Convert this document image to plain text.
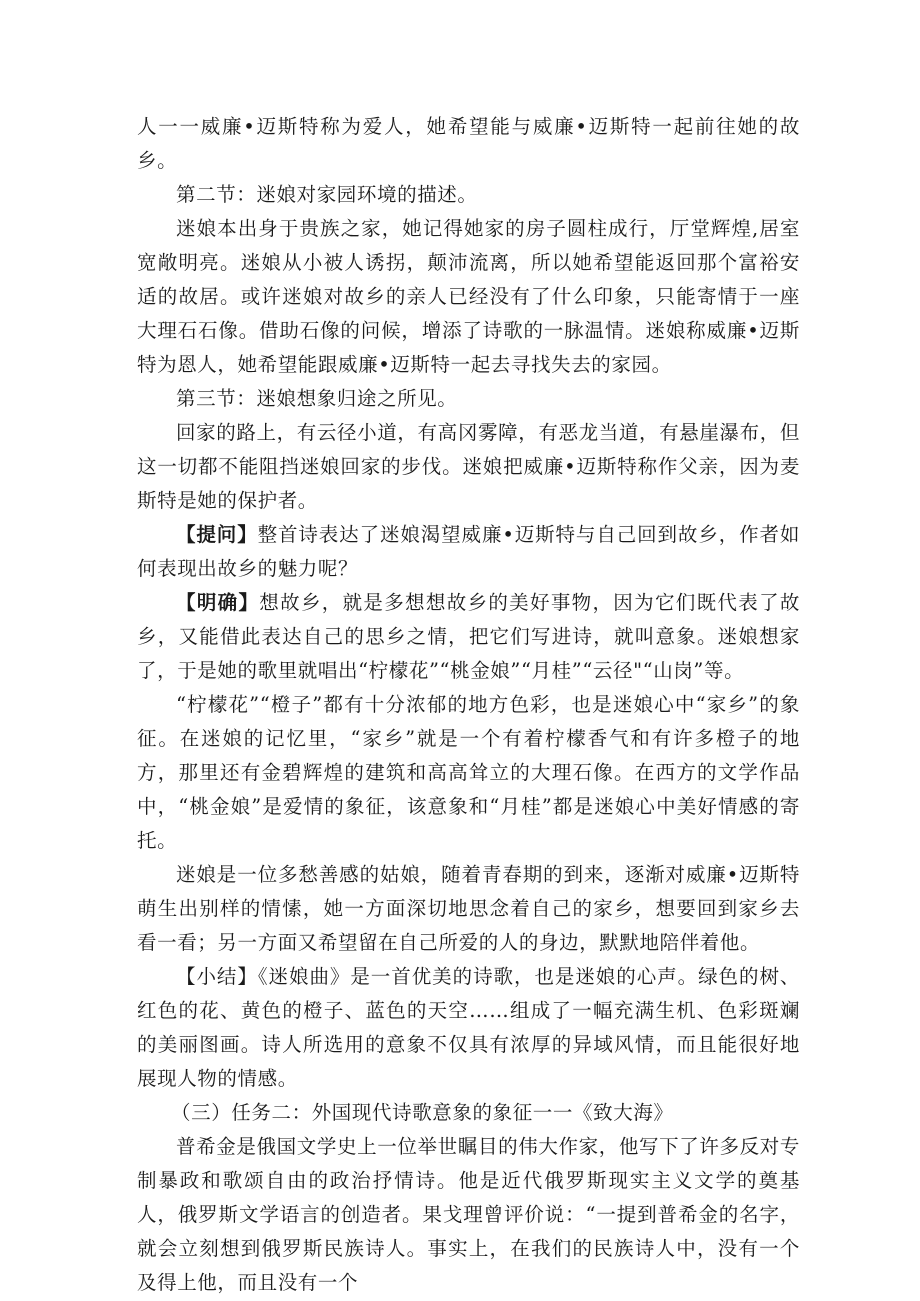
人一一威廉•迈斯特称为爱人，她希望能与威廉•迈斯特一起前往她的故乡。

第二节：迷娘对家园环境的描述。

迷娘本出身于贵族之家，她记得她家的房子圆柱成行，厅堂辉煌,居室宽敞明亮。迷娘从小被人诱拐，颠沛流离，所以她希望能返回那个富裕安适的故居。或许迷娘对故乡的亲人已经没有了什么印象，只能寄情于一座大理石石像。借助石像的问候，增添了诗歌的一脉温情。迷娘称威廉•迈斯特为恩人，她希望能跟威廉•迈斯特一起去寻找失去的家园。

第三节：迷娘想象归途之所见。

回家的路上，有云径小道，有高冈雾障，有恶龙当道，有悬崖瀑布，但这一切都不能阻挡迷娘回家的步伐。迷娘把威廉•迈斯特称作父亲，因为麦斯特是她的保护者。

【提问】整首诗表达了迷娘渴望威廉•迈斯特与自己回到故乡，作者如何表现出故乡的魅力呢？

【明确】想故乡，就是多想想故乡的美好事物，因为它们既代表了故乡，又能借此表达自己的思乡之情，把它们写进诗，就叫意象。迷娘想家了，于是她的歌里就唱出“柠檬花”“桃金娘”“月桂”“云径"“山岗”等。

“柠檬花”“橙子”都有十分浓郁的地方色彩，也是迷娘心中“家乡”的象征。在迷娘的记忆里，“家乡”就是一个有着柠檬香气和有许多橙子的地方，那里还有金碧辉煌的建筑和高高耸立的大理石像。在西方的文学作品中，“桃金娘”是爱情的象征，该意象和“月桂”都是迷娘心中美好情感的寄托。

迷娘是一位多愁善感的姑娘，随着青春期的到来，逐渐对威廉•迈斯特萌生出别样的情愫，她一方面深切地思念着自己的家乡，想要回到家乡去看一看；另一方面又希望留在自己所爱的人的身边，默默地陪伴着他。

【小结】《迷娘曲》是一首优美的诗歌，也是迷娘的心声。绿色的树、红色的花、黄色的橙子、蓝色的天空……组成了一幅充满生机、色彩斑斓的美丽图画。诗人所选用的意象不仅具有浓厚的异域风情，而且能很好地展现人物的情感。

（三）任务二：外国现代诗歌意象的象征一一《致大海》

普希金是俄国文学史上一位举世瞩目的伟大作家，他写下了许多反对专制暴政和歌颂自由的政治抒情诗。他是近代俄罗斯现实主义文学的奠基人，俄罗斯文学语言的创造者。果戈理曾评价说：“一提到普希金的名字，就会立刻想到俄罗斯民族诗人。事实上，在我们的民族诗人中，没有一个及得上他，而且没有一个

# EXERCISE INSTRUCTIONS
Reproduce the material above in full, exactly, with no images.

# PROBLEM SOLUTION
Convert this document image to plain text.
人一一威廉•迈斯特称为爱人，她希望能与威廉•迈斯特一起前往她的故乡。

第二节：迷娘对家园环境的描述。

迷娘本出身于贵族之家，她记得她家的房子圆柱成行，厅堂辉煌,居室宽敞明亮。迷娘从小被人诱拐，颠沛流离，所以她希望能返回那个富裕安适的故居。或许迷娘对故乡的亲人已经没有了什么印象，只能寄情于一座大理石石像。借助石像的问候，增添了诗歌的一脉温情。迷娘称威廉•迈斯特为恩人，她希望能跟威廉•迈斯特一起去寻找失去的家园。

第三节：迷娘想象归途之所见。

回家的路上，有云径小道，有高冈雾障，有恶龙当道，有悬崖瀑布，但这一切都不能阻挡迷娘回家的步伐。迷娘把威廉•迈斯特称作父亲，因为麦斯特是她的保护者。

【提问】整首诗表达了迷娘渴望威廉•迈斯特与自己回到故乡，作者如何表现出故乡的魅力呢？

【明确】想故乡，就是多想想故乡的美好事物，因为它们既代表了故乡，又能借此表达自己的思乡之情，把它们写进诗，就叫意象。迷娘想家了，于是她的歌里就唱出“柠檬花”“桃金娘”“月桂”“云径"“山岗”等。

“柠檬花”“橙子”都有十分浓郁的地方色彩，也是迷娘心中“家乡”的象征。在迷娘的记忆里，“家乡”就是一个有着柠檬香气和有许多橙子的地方，那里还有金碧辉煌的建筑和高高耸立的大理石像。在西方的文学作品中，“桃金娘”是爱情的象征，该意象和“月桂”都是迷娘心中美好情感的寄托。

迷娘是一位多愁善感的姑娘，随着青春期的到来，逐渐对威廉•迈斯特萌生出别样的情愫，她一方面深切地思念着自己的家乡，想要回到家乡去看一看；另一方面又希望留在自己所爱的人的身边，默默地陪伴着他。

【小结】《迷娘曲》是一首优美的诗歌，也是迷娘的心声。绿色的树、红色的花、黄色的橙子、蓝色的天空……组成了一幅充满生机、色彩斑斓的美丽图画。诗人所选用的意象不仅具有浓厚的异域风情，而且能很好地展现人物的情感。

（三）任务二：外国现代诗歌意象的象征一一《致大海》

普希金是俄国文学史上一位举世瞩目的伟大作家，他写下了许多反对专制暴政和歌颂自由的政治抒情诗。他是近代俄罗斯现实主义文学的奠基人，俄罗斯文学语言的创造者。果戈理曾评价说：“一提到普希金的名字，就会立刻想到俄罗斯民族诗人。事实上，在我们的民族诗人中，没有一个及得上他，而且没有一个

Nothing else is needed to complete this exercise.